**Requirements**
Copy out the rows below line for line, with no change to any character, and omit the pictures.

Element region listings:
☆ ☆ ☆ ☆
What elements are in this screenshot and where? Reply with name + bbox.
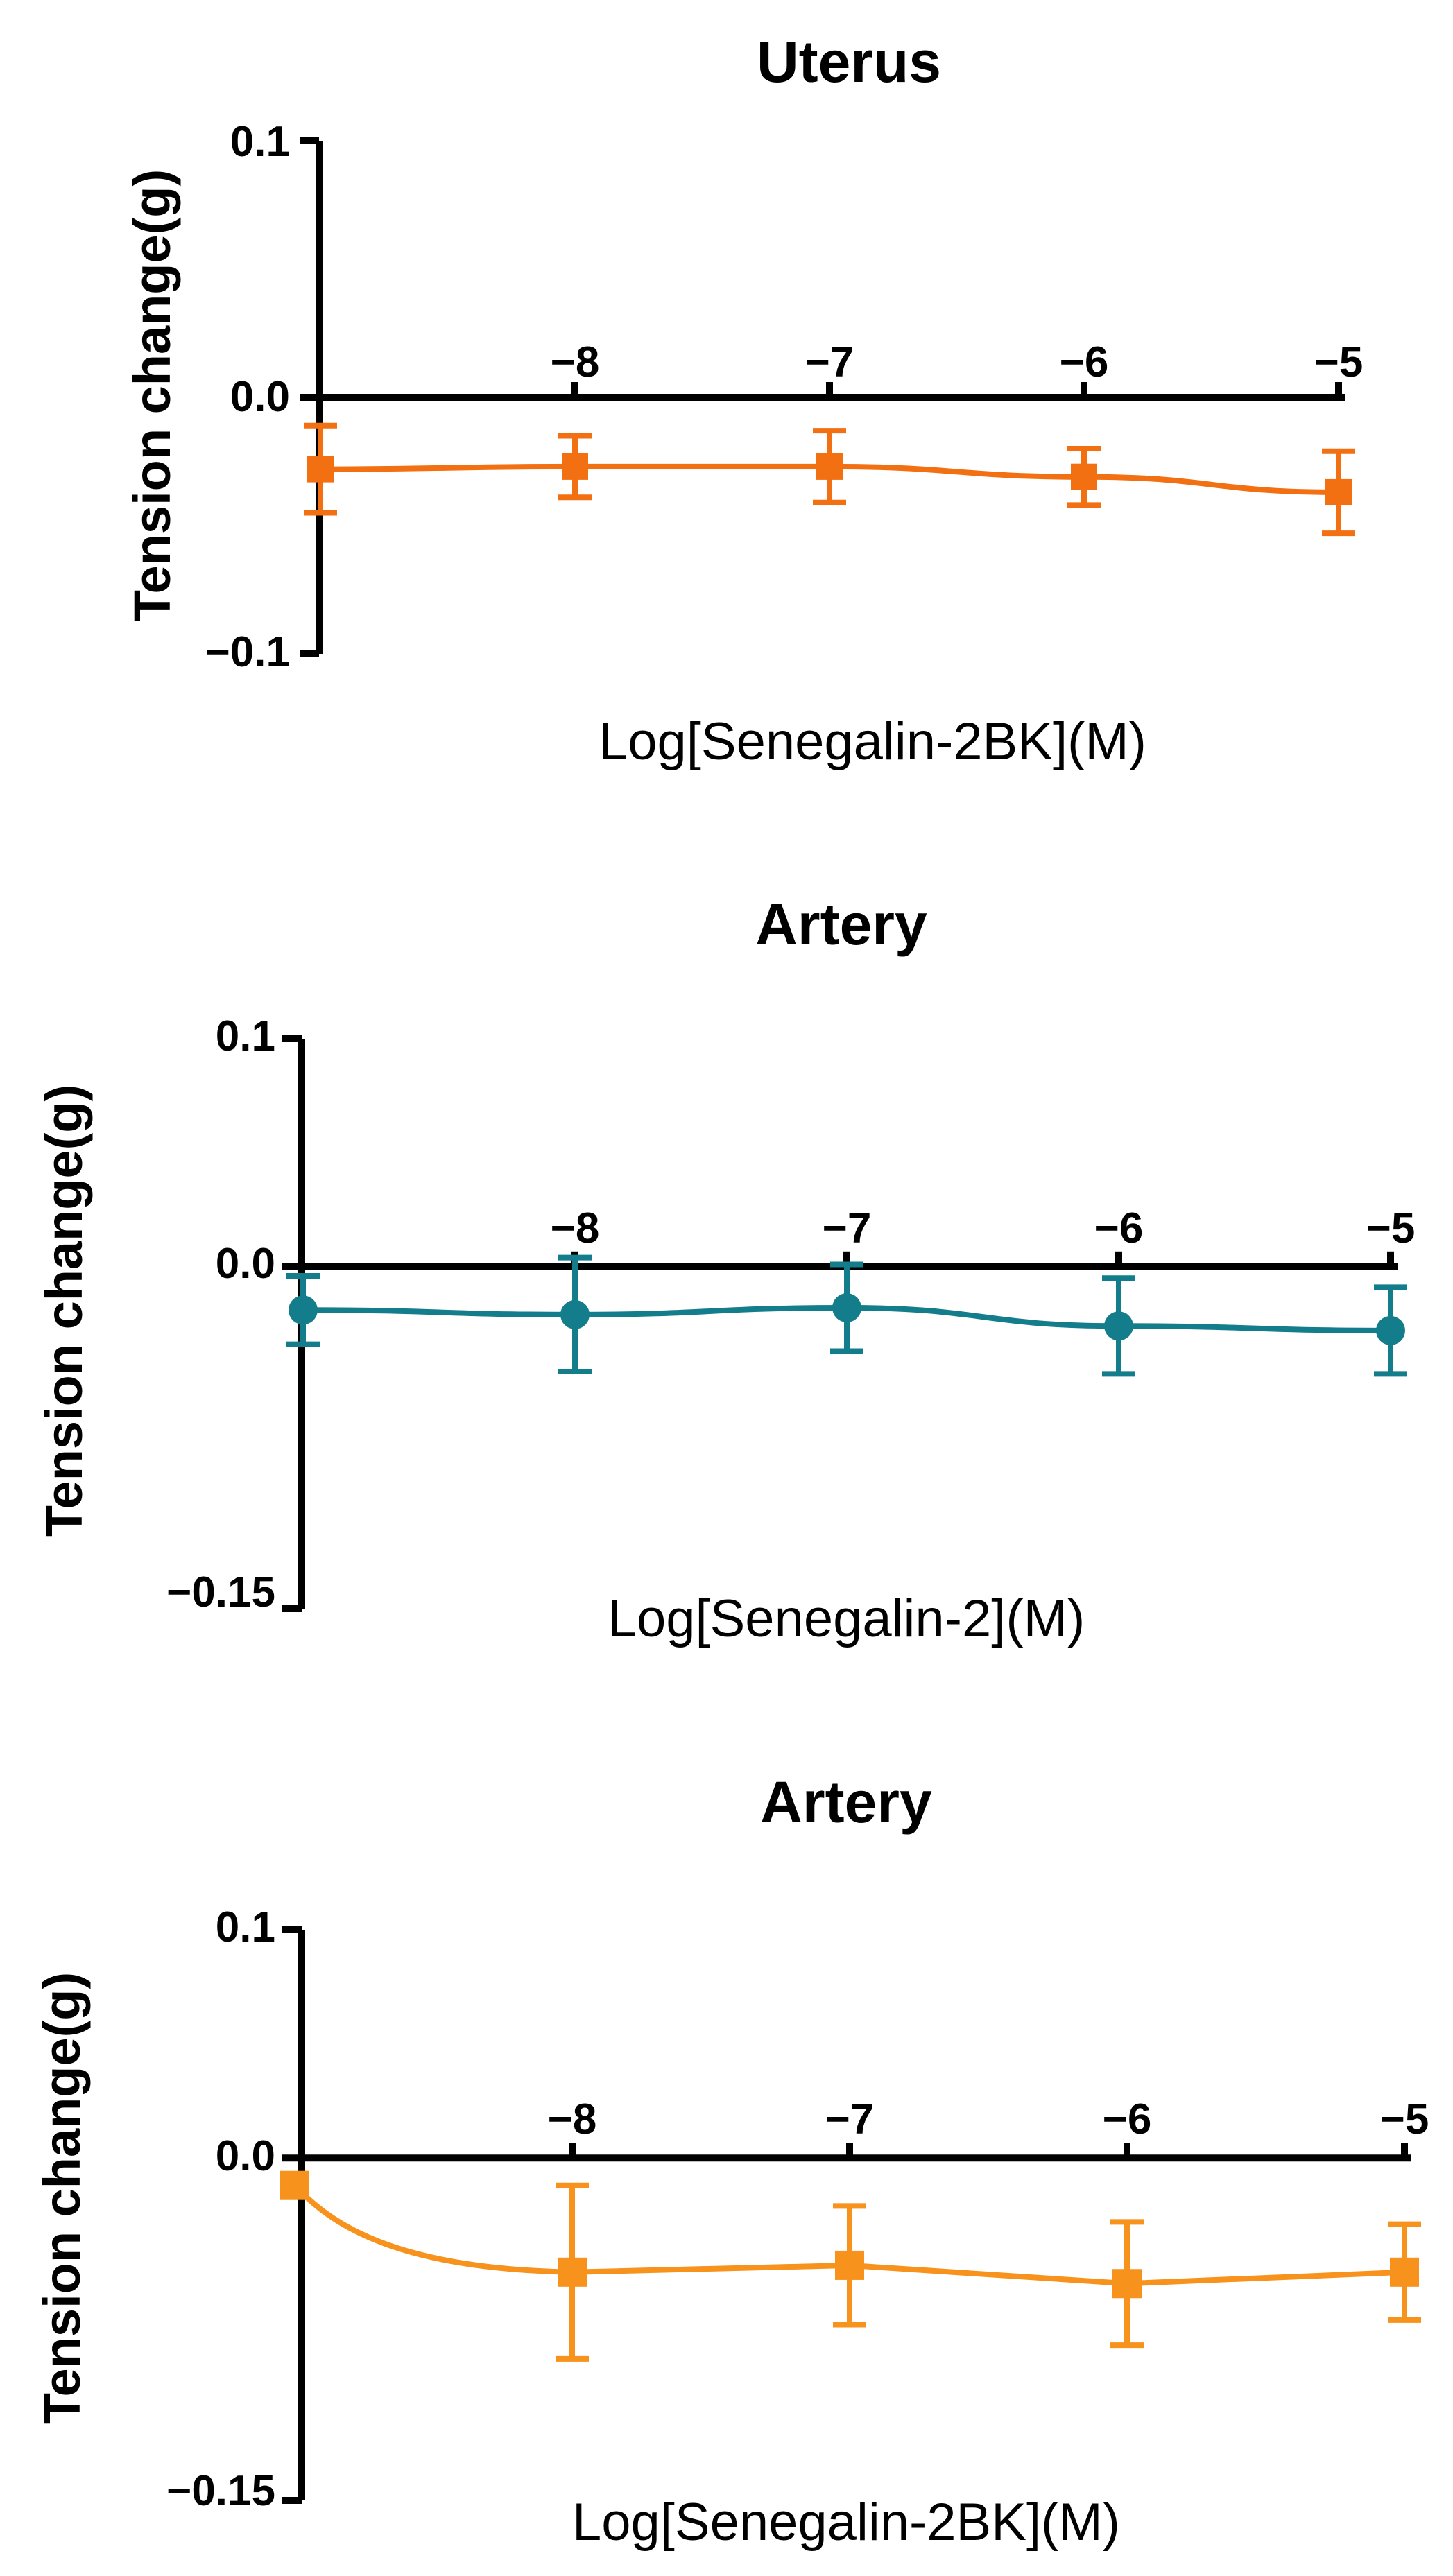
data-point	[280, 2170, 309, 2200]
data-point	[1071, 463, 1097, 490]
data-point	[307, 456, 334, 483]
x-tick-label: −8	[551, 338, 600, 386]
y-tick-label: 0.0	[216, 1240, 275, 1288]
data-point	[1104, 1311, 1133, 1341]
x-axis-label: Log[Senegalin-2BK](M)	[599, 712, 1146, 771]
x-tick-label: −6	[1060, 338, 1109, 386]
y-tick-label: −0.15	[166, 2467, 275, 2515]
x-tick-label: −8	[551, 1204, 600, 1252]
chart-title: Uterus	[757, 29, 941, 94]
y-axis-label: Tension change(g)	[123, 169, 181, 621]
data-point	[562, 453, 588, 480]
y-tick-label: 0.1	[216, 1903, 275, 1951]
data-point	[832, 1293, 861, 1322]
x-tick-label: −7	[825, 2095, 875, 2143]
data-point	[835, 2250, 864, 2280]
y-axis-label: Tension change(g)	[33, 1972, 91, 2424]
x-tick-label: −5	[1314, 338, 1364, 386]
data-point	[560, 1299, 590, 1329]
y-axis-label: Tension change(g)	[35, 1084, 93, 1537]
y-tick-label: 0.0	[230, 373, 290, 421]
y-tick-label: 0.1	[216, 1012, 275, 1060]
data-point	[1112, 2269, 1142, 2299]
data-point	[1376, 1315, 1405, 1345]
x-axis-label: Log[Senegalin-2BK](M)	[572, 2493, 1120, 2552]
chart-title: Artery	[755, 892, 927, 957]
x-tick-label: −5	[1366, 1204, 1416, 1252]
y-tick-label: −0.15	[166, 1568, 275, 1616]
x-tick-label: −6	[1094, 1204, 1144, 1252]
y-tick-label: 0.1	[230, 118, 290, 166]
chart-title: Artery	[760, 1770, 932, 1835]
x-tick-label: −6	[1103, 2095, 1152, 2143]
chart-panel-artery-senegalin-2: Artery Tension change(g) Log[Senegalin-2…	[35, 892, 1415, 1648]
chart-panel-uterus: Uterus Tension change(g) Log[Senegalin-2…	[123, 29, 1363, 771]
y-tick-label: −0.1	[205, 628, 290, 676]
x-axis-label: Log[Senegalin-2](M)	[608, 1589, 1085, 1648]
x-tick-label: −7	[805, 338, 854, 386]
x-tick-label: −5	[1380, 2095, 1429, 2143]
data-point	[558, 2257, 587, 2287]
data-point	[816, 453, 843, 480]
data-point	[289, 1295, 318, 1325]
data-point	[1390, 2257, 1419, 2287]
chart-panel-artery-senegalin-2bk: Artery Tension change(g) Log[Senegalin-2…	[33, 1770, 1429, 2552]
data-point	[1325, 478, 1352, 505]
x-tick-label: −8	[548, 2095, 597, 2143]
y-tick-label: 0.0	[216, 2132, 275, 2180]
x-tick-label: −7	[823, 1204, 872, 1252]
☆ ☆ ☆ ☆
**The completed task**
What elements are in this screenshot and where? Reply with name + bbox.
data-point	[280, 2170, 309, 2200]
data-point	[1071, 463, 1097, 490]
data-point	[307, 456, 334, 483]
x-tick-label: −8	[551, 338, 600, 386]
y-tick-label: 0.0	[216, 1240, 275, 1288]
data-point	[1104, 1311, 1133, 1341]
x-axis-label: Log[Senegalin-2BK](M)	[599, 712, 1146, 771]
x-tick-label: −6	[1060, 338, 1109, 386]
y-tick-label: −0.15	[166, 2467, 275, 2515]
x-tick-label: −8	[551, 1204, 600, 1252]
chart-title: Uterus	[757, 29, 941, 94]
y-axis-label: Tension change(g)	[123, 169, 181, 621]
data-point	[562, 453, 588, 480]
y-tick-label: 0.1	[216, 1903, 275, 1951]
data-point	[832, 1293, 861, 1322]
x-tick-label: −7	[825, 2095, 875, 2143]
data-point	[835, 2250, 864, 2280]
y-axis-label: Tension change(g)	[33, 1972, 91, 2424]
x-tick-label: −5	[1314, 338, 1364, 386]
data-point	[560, 1299, 590, 1329]
y-axis-label: Tension change(g)	[35, 1084, 93, 1537]
y-tick-label: 0.0	[230, 373, 290, 421]
y-tick-label: 0.1	[216, 1012, 275, 1060]
data-point	[1112, 2269, 1142, 2299]
data-point	[1376, 1315, 1405, 1345]
x-axis-label: Log[Senegalin-2BK](M)	[572, 2493, 1120, 2552]
chart-title: Artery	[755, 892, 927, 957]
x-tick-label: −5	[1366, 1204, 1416, 1252]
y-tick-label: −0.15	[166, 1568, 275, 1616]
x-tick-label: −6	[1094, 1204, 1144, 1252]
y-tick-label: 0.1	[230, 118, 290, 166]
chart-title: Artery	[760, 1770, 932, 1835]
x-tick-label: −6	[1103, 2095, 1152, 2143]
chart-panel-artery-senegalin-2: Artery Tension change(g) Log[Senegalin-2…	[35, 892, 1415, 1648]
chart-panel-uterus: Uterus Tension change(g) Log[Senegalin-2…	[123, 29, 1363, 771]
y-tick-label: −0.1	[205, 628, 290, 676]
x-axis-label: Log[Senegalin-2](M)	[608, 1589, 1085, 1648]
x-tick-label: −7	[805, 338, 854, 386]
x-tick-label: −5	[1380, 2095, 1429, 2143]
data-point	[558, 2257, 587, 2287]
data-point	[816, 453, 843, 480]
data-point	[289, 1295, 318, 1325]
data-point	[1390, 2257, 1419, 2287]
chart-panel-artery-senegalin-2bk: Artery Tension change(g) Log[Senegalin-2…	[33, 1770, 1429, 2552]
data-point	[1325, 478, 1352, 505]
x-tick-label: −8	[548, 2095, 597, 2143]
y-tick-label: 0.0	[216, 2132, 275, 2180]
x-tick-label: −7	[823, 1204, 872, 1252]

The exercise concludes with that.